Records from a data collection:
╭──
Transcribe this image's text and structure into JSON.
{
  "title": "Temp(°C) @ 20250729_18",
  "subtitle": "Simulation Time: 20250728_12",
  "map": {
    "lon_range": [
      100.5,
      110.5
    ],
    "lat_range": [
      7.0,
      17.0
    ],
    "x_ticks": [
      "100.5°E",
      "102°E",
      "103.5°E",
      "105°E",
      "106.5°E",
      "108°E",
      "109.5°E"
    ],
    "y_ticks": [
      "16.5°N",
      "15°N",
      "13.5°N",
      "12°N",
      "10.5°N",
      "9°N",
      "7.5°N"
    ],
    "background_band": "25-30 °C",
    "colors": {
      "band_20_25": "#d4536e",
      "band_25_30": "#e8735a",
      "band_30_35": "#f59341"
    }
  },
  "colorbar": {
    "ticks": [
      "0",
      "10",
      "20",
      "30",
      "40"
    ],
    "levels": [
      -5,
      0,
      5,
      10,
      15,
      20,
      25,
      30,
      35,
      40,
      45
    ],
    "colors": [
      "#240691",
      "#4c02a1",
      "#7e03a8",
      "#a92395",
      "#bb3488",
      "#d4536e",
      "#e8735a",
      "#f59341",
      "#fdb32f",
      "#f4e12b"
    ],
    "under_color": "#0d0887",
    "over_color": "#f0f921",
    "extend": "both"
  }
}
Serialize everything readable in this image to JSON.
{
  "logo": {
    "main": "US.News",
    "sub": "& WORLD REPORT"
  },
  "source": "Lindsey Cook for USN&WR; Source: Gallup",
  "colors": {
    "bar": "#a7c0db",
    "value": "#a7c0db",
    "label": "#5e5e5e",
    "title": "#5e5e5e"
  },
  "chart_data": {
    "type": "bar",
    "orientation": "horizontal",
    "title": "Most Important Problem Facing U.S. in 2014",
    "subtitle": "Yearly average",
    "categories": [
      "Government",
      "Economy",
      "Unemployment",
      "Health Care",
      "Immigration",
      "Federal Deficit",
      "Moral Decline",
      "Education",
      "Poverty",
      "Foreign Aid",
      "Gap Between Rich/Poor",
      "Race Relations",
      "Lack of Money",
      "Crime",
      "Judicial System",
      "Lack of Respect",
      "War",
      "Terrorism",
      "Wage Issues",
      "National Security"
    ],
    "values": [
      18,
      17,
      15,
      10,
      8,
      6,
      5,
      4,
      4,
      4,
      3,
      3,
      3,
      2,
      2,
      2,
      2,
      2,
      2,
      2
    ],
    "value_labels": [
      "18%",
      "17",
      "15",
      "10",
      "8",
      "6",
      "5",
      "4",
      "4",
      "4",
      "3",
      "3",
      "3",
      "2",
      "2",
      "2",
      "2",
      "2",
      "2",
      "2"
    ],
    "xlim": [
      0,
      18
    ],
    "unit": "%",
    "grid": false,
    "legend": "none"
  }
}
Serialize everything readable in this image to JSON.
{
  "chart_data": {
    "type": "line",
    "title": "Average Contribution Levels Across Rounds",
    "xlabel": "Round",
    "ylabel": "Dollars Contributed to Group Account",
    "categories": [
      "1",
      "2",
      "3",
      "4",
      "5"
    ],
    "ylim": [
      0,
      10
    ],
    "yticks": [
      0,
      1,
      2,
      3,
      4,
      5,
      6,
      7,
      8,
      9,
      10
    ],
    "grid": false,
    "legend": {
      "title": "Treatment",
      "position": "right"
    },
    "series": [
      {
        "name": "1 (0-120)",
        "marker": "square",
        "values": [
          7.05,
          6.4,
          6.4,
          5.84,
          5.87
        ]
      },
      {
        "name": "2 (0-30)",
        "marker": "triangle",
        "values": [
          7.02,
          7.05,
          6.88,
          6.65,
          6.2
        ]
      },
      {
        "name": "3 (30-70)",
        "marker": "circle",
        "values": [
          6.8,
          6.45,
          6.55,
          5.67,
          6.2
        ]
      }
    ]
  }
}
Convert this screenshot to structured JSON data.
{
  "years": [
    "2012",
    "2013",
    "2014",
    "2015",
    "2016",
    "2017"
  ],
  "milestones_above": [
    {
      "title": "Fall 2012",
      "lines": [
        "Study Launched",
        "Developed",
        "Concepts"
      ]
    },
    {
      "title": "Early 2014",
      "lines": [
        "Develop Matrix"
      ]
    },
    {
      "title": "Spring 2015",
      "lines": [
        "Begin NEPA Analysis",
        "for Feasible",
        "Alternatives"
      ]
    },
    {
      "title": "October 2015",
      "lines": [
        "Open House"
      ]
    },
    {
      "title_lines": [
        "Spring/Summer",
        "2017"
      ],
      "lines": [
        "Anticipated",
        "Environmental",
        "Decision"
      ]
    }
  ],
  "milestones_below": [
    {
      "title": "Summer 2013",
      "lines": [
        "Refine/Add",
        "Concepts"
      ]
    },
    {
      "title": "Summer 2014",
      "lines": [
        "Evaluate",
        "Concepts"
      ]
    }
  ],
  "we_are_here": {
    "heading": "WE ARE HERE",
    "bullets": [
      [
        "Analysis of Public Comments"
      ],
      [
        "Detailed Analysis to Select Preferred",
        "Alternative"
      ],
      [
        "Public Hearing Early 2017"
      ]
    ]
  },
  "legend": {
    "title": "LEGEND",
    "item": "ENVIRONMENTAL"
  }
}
╰──
• _What the exercise asks_
Among the lines of the data above, count those holding "JSON" and state only the number.

• _Completed task_
4